Your answer should be one number: how many lines of the records hold the string "this".

## BEGIN TASK DATA

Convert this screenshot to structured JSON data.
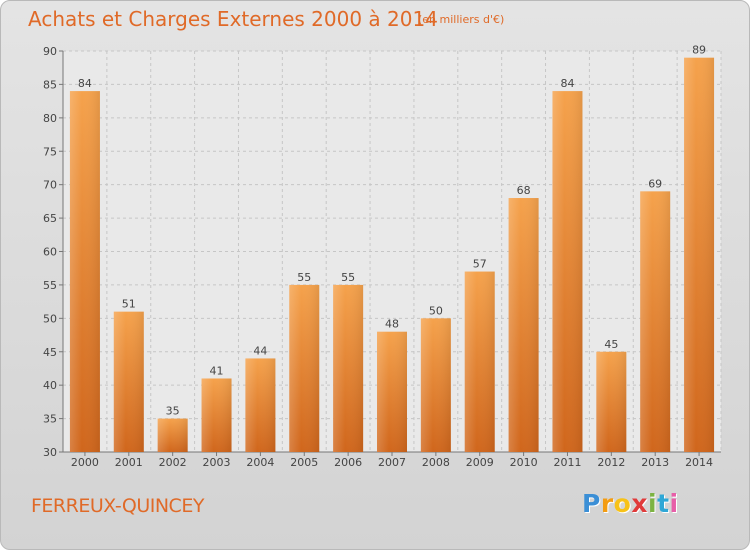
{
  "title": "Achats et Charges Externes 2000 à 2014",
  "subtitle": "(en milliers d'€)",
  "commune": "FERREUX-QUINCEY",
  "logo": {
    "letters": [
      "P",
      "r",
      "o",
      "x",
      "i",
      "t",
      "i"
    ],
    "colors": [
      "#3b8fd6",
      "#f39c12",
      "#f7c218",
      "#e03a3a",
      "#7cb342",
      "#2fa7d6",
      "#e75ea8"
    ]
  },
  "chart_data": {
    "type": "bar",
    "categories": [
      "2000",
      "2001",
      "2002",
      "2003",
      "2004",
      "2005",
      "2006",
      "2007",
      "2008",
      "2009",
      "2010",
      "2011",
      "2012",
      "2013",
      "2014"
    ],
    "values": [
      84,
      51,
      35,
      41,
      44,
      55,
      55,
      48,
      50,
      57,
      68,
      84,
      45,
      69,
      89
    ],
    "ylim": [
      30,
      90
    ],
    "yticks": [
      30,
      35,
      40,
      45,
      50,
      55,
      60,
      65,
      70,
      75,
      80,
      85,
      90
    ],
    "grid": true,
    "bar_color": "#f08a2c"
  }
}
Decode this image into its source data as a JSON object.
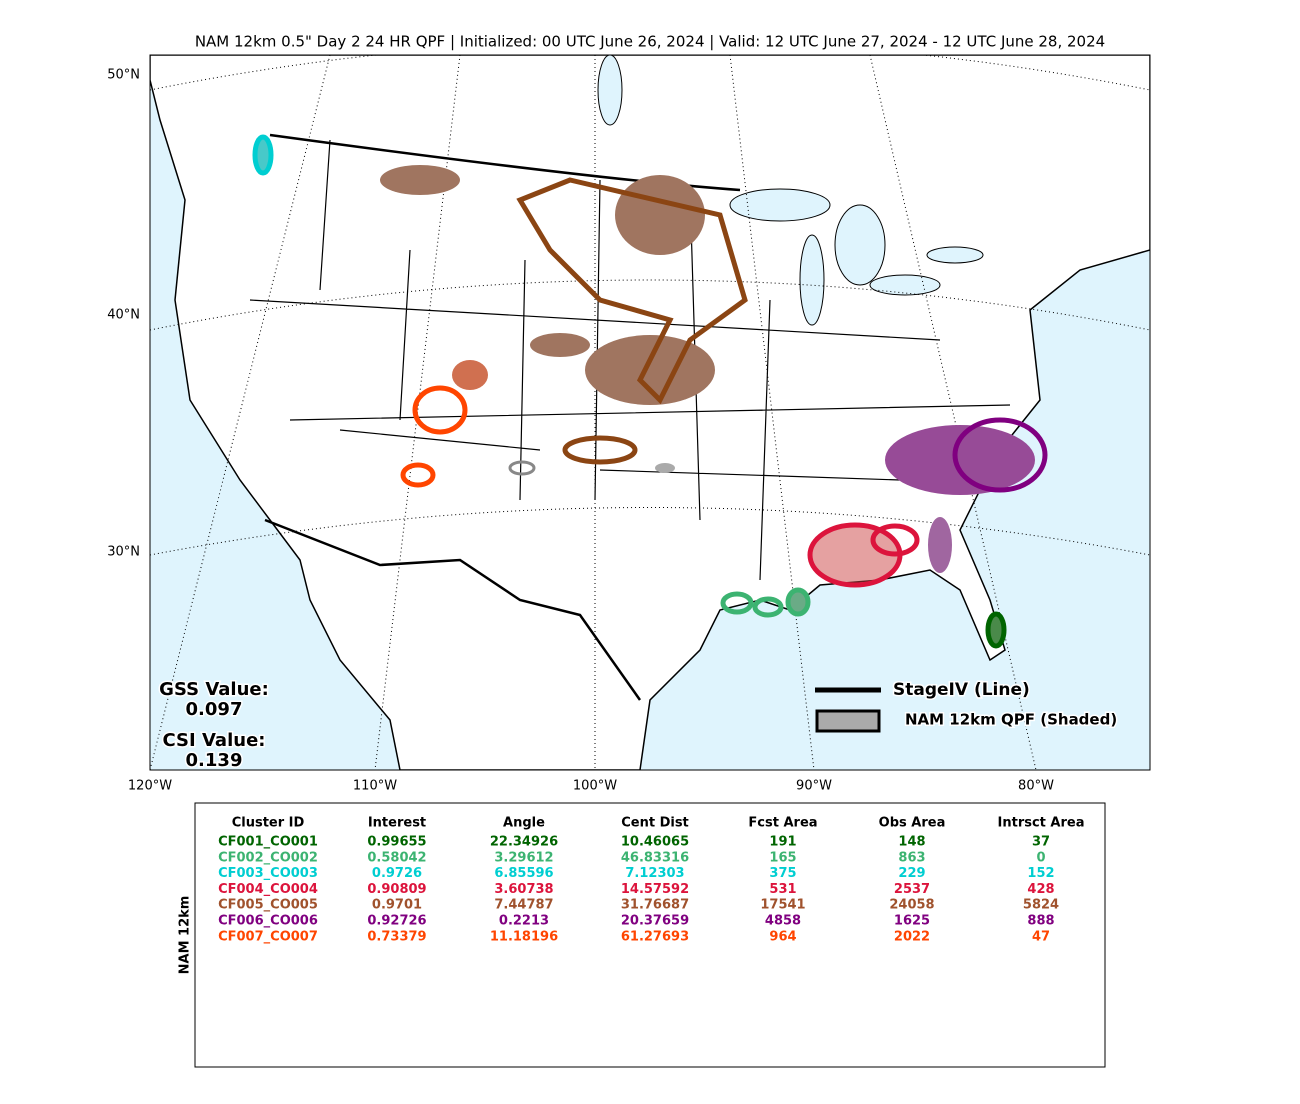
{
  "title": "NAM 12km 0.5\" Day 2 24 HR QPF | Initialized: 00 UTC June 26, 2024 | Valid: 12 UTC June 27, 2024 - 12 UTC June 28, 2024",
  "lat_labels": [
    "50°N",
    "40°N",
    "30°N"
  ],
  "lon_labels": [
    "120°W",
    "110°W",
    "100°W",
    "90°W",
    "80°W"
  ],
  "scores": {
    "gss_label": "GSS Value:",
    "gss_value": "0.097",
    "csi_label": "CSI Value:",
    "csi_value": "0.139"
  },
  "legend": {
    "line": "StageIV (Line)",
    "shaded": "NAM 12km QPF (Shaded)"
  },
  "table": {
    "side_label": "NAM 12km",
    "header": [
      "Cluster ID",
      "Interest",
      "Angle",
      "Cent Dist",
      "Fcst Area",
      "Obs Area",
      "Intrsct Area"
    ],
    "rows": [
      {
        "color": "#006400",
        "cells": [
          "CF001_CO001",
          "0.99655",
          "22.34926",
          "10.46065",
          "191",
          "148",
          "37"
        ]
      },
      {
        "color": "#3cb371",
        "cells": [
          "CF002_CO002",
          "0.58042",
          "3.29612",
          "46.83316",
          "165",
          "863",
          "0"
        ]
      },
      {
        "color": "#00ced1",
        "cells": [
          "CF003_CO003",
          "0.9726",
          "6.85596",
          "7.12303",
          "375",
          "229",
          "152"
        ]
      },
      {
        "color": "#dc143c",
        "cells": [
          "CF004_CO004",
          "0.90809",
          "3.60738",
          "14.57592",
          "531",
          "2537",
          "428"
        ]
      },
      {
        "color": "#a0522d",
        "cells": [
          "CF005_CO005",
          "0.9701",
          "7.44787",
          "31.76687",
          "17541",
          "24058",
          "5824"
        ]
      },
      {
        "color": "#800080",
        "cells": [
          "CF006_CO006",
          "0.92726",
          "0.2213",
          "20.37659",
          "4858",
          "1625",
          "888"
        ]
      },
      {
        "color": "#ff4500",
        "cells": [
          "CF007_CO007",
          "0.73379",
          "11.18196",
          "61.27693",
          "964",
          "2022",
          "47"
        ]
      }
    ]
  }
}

## END TASK DATA

EXPECTED ANSWER:
2